- STORED RECORDS:
——————————

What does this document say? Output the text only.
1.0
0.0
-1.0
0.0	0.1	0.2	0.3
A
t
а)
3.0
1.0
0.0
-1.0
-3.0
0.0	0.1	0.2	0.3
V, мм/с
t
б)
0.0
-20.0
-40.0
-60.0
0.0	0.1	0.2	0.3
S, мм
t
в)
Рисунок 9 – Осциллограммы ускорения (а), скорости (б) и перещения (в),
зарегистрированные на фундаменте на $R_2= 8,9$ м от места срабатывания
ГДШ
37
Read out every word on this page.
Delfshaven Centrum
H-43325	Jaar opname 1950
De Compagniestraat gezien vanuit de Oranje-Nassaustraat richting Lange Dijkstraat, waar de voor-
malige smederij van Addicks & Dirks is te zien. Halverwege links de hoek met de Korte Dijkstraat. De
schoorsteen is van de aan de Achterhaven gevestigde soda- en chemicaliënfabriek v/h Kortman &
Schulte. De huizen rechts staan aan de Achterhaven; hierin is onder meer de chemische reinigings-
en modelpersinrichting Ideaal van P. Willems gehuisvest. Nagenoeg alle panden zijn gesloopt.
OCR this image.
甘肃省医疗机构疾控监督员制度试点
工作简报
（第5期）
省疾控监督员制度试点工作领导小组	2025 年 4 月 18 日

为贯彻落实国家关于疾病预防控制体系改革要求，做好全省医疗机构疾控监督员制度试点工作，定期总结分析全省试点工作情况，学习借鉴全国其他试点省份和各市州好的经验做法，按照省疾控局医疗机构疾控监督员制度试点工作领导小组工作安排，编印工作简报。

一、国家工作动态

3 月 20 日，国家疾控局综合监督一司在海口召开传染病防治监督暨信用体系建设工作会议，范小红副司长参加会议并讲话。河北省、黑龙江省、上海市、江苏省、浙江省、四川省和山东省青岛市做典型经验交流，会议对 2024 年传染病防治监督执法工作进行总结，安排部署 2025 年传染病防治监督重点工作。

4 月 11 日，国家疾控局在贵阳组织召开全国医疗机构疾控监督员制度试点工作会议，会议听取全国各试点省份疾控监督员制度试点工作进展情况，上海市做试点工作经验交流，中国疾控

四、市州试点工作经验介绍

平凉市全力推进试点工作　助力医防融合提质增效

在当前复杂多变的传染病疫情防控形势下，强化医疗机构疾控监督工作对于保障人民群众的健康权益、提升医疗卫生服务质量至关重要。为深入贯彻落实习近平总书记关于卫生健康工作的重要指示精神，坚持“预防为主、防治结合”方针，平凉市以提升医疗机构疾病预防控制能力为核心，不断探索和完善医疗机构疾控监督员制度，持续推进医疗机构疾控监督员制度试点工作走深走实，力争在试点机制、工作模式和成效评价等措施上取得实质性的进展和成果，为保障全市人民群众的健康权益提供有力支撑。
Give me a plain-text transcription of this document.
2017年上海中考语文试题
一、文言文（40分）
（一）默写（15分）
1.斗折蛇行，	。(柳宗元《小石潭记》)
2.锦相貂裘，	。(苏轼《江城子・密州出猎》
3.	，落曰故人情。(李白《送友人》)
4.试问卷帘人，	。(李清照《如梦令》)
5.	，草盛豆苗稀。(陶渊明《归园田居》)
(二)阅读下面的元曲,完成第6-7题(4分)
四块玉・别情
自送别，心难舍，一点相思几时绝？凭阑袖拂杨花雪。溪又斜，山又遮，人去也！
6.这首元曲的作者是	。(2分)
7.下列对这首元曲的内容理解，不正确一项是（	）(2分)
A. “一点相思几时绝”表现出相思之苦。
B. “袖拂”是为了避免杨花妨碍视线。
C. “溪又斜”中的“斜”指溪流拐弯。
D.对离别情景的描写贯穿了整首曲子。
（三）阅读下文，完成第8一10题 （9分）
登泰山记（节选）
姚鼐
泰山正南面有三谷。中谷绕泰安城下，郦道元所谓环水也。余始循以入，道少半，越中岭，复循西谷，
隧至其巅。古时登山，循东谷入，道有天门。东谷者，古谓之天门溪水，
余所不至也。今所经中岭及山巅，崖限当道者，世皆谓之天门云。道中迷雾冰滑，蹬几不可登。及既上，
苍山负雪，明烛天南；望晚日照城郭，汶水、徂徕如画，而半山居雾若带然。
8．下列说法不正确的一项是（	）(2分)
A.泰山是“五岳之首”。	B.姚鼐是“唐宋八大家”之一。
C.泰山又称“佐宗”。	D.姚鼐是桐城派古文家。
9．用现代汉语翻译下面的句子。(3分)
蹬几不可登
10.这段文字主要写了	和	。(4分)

——————————

- SHORT EXERCISE: Say how many lines have the string "document" in them, offering no words beyond the number.

- THE COMPLETED TASK: 2